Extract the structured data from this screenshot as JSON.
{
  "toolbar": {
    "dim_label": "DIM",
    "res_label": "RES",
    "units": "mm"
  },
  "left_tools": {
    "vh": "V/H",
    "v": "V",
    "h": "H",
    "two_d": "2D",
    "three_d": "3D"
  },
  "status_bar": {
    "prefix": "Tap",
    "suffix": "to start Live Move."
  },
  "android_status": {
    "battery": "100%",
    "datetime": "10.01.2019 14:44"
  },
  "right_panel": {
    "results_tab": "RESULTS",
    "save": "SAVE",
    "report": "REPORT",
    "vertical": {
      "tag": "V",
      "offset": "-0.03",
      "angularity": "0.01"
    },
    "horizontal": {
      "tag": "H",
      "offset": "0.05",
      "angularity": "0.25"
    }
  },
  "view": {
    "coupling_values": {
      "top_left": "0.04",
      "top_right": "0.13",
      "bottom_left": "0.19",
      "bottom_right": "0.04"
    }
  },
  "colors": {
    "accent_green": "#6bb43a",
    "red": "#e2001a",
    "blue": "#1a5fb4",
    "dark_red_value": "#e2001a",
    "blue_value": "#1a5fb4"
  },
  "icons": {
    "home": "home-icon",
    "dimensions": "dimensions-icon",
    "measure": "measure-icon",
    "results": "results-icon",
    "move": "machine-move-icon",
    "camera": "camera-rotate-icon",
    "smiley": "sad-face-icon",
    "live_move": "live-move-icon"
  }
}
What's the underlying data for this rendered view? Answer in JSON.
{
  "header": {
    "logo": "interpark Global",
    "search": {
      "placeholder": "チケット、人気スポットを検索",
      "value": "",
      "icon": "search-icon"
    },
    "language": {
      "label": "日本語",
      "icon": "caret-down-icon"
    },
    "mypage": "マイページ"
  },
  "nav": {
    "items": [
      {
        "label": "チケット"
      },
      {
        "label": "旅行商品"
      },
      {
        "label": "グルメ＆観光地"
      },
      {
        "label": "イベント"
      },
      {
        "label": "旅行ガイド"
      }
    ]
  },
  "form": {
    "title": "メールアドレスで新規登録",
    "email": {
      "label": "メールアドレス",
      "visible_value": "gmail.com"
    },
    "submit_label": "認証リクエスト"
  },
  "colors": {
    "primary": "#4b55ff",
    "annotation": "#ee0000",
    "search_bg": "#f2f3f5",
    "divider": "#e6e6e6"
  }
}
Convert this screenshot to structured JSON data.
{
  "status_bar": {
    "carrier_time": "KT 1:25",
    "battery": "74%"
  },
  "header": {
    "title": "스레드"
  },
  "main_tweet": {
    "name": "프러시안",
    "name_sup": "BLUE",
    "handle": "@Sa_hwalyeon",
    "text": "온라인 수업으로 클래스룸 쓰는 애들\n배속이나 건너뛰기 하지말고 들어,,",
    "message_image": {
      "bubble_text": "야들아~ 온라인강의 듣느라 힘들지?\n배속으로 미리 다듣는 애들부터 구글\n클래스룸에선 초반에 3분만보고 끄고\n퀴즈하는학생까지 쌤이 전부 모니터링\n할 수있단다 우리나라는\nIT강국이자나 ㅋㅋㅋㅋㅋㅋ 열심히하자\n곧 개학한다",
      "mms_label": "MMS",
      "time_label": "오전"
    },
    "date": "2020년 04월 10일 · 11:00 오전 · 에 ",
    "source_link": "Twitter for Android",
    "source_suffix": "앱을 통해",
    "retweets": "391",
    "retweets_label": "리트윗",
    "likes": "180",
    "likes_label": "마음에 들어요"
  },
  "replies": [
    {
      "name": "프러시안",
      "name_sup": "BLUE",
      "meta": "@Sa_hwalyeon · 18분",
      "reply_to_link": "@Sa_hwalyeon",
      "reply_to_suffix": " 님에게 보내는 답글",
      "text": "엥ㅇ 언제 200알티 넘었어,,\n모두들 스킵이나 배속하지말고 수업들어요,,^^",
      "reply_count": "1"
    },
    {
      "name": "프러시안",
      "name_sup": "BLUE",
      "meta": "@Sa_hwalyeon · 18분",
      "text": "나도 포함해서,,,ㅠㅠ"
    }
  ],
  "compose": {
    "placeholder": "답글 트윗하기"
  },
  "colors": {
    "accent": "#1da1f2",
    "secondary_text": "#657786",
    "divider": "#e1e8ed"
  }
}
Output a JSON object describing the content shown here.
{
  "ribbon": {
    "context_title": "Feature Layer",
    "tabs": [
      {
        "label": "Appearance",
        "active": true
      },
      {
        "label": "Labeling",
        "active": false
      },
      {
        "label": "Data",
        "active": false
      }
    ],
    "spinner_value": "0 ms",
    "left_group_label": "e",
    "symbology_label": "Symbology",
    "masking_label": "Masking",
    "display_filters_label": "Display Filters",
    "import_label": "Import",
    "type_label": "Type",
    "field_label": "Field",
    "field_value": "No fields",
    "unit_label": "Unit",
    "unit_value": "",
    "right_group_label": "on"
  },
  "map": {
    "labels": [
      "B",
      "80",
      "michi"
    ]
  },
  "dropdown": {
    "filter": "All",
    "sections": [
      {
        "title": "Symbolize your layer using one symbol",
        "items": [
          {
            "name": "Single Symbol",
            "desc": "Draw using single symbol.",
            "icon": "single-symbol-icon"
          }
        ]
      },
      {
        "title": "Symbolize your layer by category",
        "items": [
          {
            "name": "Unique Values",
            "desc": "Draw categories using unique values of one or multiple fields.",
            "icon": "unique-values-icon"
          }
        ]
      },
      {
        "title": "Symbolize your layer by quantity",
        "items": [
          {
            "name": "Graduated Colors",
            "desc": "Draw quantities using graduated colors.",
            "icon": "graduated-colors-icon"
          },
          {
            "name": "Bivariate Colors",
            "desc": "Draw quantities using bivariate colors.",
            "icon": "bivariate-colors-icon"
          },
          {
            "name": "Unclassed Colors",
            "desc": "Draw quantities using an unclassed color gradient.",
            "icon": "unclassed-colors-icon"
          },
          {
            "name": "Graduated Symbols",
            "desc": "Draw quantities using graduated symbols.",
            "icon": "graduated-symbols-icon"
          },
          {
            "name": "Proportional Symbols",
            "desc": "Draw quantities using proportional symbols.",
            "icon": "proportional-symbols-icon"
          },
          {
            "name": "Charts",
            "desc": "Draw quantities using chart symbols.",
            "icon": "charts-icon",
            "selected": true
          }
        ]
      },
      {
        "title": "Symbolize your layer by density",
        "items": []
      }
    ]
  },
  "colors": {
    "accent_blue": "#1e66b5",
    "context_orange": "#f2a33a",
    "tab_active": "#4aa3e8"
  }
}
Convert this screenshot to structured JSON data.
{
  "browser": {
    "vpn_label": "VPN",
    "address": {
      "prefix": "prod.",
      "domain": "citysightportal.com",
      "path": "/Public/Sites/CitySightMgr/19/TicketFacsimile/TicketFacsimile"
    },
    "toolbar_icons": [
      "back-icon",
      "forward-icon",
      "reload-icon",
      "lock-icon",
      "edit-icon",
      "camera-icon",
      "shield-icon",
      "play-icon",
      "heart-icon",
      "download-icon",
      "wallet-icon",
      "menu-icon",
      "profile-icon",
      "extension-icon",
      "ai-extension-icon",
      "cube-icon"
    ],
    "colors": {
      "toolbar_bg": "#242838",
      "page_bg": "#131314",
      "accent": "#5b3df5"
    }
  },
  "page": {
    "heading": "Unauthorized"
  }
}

____

:: Required work ::
Transcribe all of the lines in the records precisely.

:: Answer ::
Extract the structured data from this screenshot as JSON.
{
  "toolbar": {
    "dim_label": "DIM",
    "res_label": "RES",
    "units": "mm"
  },
  "left_tools": {
    "vh": "V/H",
    "v": "V",
    "h": "H",
    "two_d": "2D",
    "three_d": "3D"
  },
  "status_bar": {
    "prefix": "Tap",
    "suffix": "to start Live Move."
  },
  "android_status": {
    "battery": "100%",
    "datetime": "10.01.2019 14:44"
  },
  "right_panel": {
    "results_tab": "RESULTS",
    "save": "SAVE",
    "report": "REPORT",
    "vertical": {
      "tag": "V",
      "offset": "-0.03",
      "angularity": "0.01"
    },
    "horizontal": {
      "tag": "H",
      "offset": "0.05",
      "angularity": "0.25"
    }
  },
  "view": {
    "coupling_values": {
      "top_left": "0.04",
      "top_right": "0.13",
      "bottom_left": "0.19",
      "bottom_right": "0.04"
    }
  },
  "colors": {
    "accent_green": "#6bb43a",
    "red": "#e2001a",
    "blue": "#1a5fb4",
    "dark_red_value": "#e2001a",
    "blue_value": "#1a5fb4"
  },
  "icons": {
    "home": "home-icon",
    "dimensions": "dimensions-icon",
    "measure": "measure-icon",
    "results": "results-icon",
    "move": "machine-move-icon",
    "camera": "camera-rotate-icon",
    "smiley": "sad-face-icon",
    "live_move": "live-move-icon"
  }
}
What's the underlying data for this rendered view? Answer in JSON.
{
  "header": {
    "logo": "interpark Global",
    "search": {
      "placeholder": "チケット、人気スポットを検索",
      "value": "",
      "icon": "search-icon"
    },
    "language": {
      "label": "日本語",
      "icon": "caret-down-icon"
    },
    "mypage": "マイページ"
  },
  "nav": {
    "items": [
      {
        "label": "チケット"
      },
      {
        "label": "旅行商品"
      },
      {
        "label": "グルメ＆観光地"
      },
      {
        "label": "イベント"
      },
      {
        "label": "旅行ガイド"
      }
    ]
  },
  "form": {
    "title": "メールアドレスで新規登録",
    "email": {
      "label": "メールアドレス",
      "visible_value": "gmail.com"
    },
    "submit_label": "認証リクエスト"
  },
  "colors": {
    "primary": "#4b55ff",
    "annotation": "#ee0000",
    "search_bg": "#f2f3f5",
    "divider": "#e6e6e6"
  }
}
Convert this screenshot to structured JSON data.
{
  "status_bar": {
    "carrier_time": "KT 1:25",
    "battery": "74%"
  },
  "header": {
    "title": "스레드"
  },
  "main_tweet": {
    "name": "프러시안",
    "name_sup": "BLUE",
    "handle": "@Sa_hwalyeon",
    "text": "온라인 수업으로 클래스룸 쓰는 애들\n배속이나 건너뛰기 하지말고 들어,,",
    "message_image": {
      "bubble_text": "야들아~ 온라인강의 듣느라 힘들지?\n배속으로 미리 다듣는 애들부터 구글\n클래스룸에선 초반에 3분만보고 끄고\n퀴즈하는학생까지 쌤이 전부 모니터링\n할 수있단다 우리나라는\nIT강국이자나 ㅋㅋㅋㅋㅋㅋ 열심히하자\n곧 개학한다",
      "mms_label": "MMS",
      "time_label": "오전"
    },
    "date": "2020년 04월 10일 · 11:00 오전 · 에 ",
    "source_link": "Twitter for Android",
    "source_suffix": "앱을 통해",
    "retweets": "391",
    "retweets_label": "리트윗",
    "likes": "180",
    "likes_label": "마음에 들어요"
  },
  "replies": [
    {
      "name": "프러시안",
      "name_sup": "BLUE",
      "meta": "@Sa_hwalyeon · 18분",
      "reply_to_link": "@Sa_hwalyeon",
      "reply_to_suffix": " 님에게 보내는 답글",
      "text": "엥ㅇ 언제 200알티 넘었어,,\n모두들 스킵이나 배속하지말고 수업들어요,,^^",
      "reply_count": "1"
    },
    {
      "name": "프러시안",
      "name_sup": "BLUE",
      "meta": "@Sa_hwalyeon · 18분",
      "text": "나도 포함해서,,,ㅠㅠ"
    }
  ],
  "compose": {
    "placeholder": "답글 트윗하기"
  },
  "colors": {
    "accent": "#1da1f2",
    "secondary_text": "#657786",
    "divider": "#e1e8ed"
  }
}
Output a JSON object describing the content shown here.
{
  "ribbon": {
    "context_title": "Feature Layer",
    "tabs": [
      {
        "label": "Appearance",
        "active": true
      },
      {
        "label": "Labeling",
        "active": false
      },
      {
        "label": "Data",
        "active": false
      }
    ],
    "spinner_value": "0 ms",
    "left_group_label": "e",
    "symbology_label": "Symbology",
    "masking_label": "Masking",
    "display_filters_label": "Display Filters",
    "import_label": "Import",
    "type_label": "Type",
    "field_label": "Field",
    "field_value": "No fields",
    "unit_label": "Unit",
    "unit_value": "",
    "right_group_label": "on"
  },
  "map": {
    "labels": [
      "B",
      "80",
      "michi"
    ]
  },
  "dropdown": {
    "filter": "All",
    "sections": [
      {
        "title": "Symbolize your layer using one symbol",
        "items": [
          {
            "name": "Single Symbol",
            "desc": "Draw using single symbol.",
            "icon": "single-symbol-icon"
          }
        ]
      },
      {
        "title": "Symbolize your layer by category",
        "items": [
          {
            "name": "Unique Values",
            "desc": "Draw categories using unique values of one or multiple fields.",
            "icon": "unique-values-icon"
          }
        ]
      },
      {
        "title": "Symbolize your layer by quantity",
        "items": [
          {
            "name": "Graduated Colors",
            "desc": "Draw quantities using graduated colors.",
            "icon": "graduated-colors-icon"
          },
          {
            "name": "Bivariate Colors",
            "desc": "Draw quantities using bivariate colors.",
            "icon": "bivariate-colors-icon"
          },
          {
            "name": "Unclassed Colors",
            "desc": "Draw quantities using an unclassed color gradient.",
            "icon": "unclassed-colors-icon"
          },
          {
            "name": "Graduated Symbols",
            "desc": "Draw quantities using graduated symbols.",
            "icon": "graduated-symbols-icon"
          },
          {
            "name": "Proportional Symbols",
            "desc": "Draw quantities using proportional symbols.",
            "icon": "proportional-symbols-icon"
          },
          {
            "name": "Charts",
            "desc": "Draw quantities using chart symbols.",
            "icon": "charts-icon",
            "selected": true
          }
        ]
      },
      {
        "title": "Symbolize your layer by density",
        "items": []
      }
    ]
  },
  "colors": {
    "accent_blue": "#1e66b5",
    "context_orange": "#f2a33a",
    "tab_active": "#4aa3e8"
  }
}
Convert this screenshot to structured JSON data.
{
  "browser": {
    "vpn_label": "VPN",
    "address": {
      "prefix": "prod.",
      "domain": "citysightportal.com",
      "path": "/Public/Sites/CitySightMgr/19/TicketFacsimile/TicketFacsimile"
    },
    "toolbar_icons": [
      "back-icon",
      "forward-icon",
      "reload-icon",
      "lock-icon",
      "edit-icon",
      "camera-icon",
      "shield-icon",
      "play-icon",
      "heart-icon",
      "download-icon",
      "wallet-icon",
      "menu-icon",
      "profile-icon",
      "extension-icon",
      "ai-extension-icon",
      "cube-icon"
    ],
    "colors": {
      "toolbar_bg": "#242838",
      "page_bg": "#131314",
      "accent": "#5b3df5"
    }
  },
  "page": {
    "heading": "Unauthorized"
  }
}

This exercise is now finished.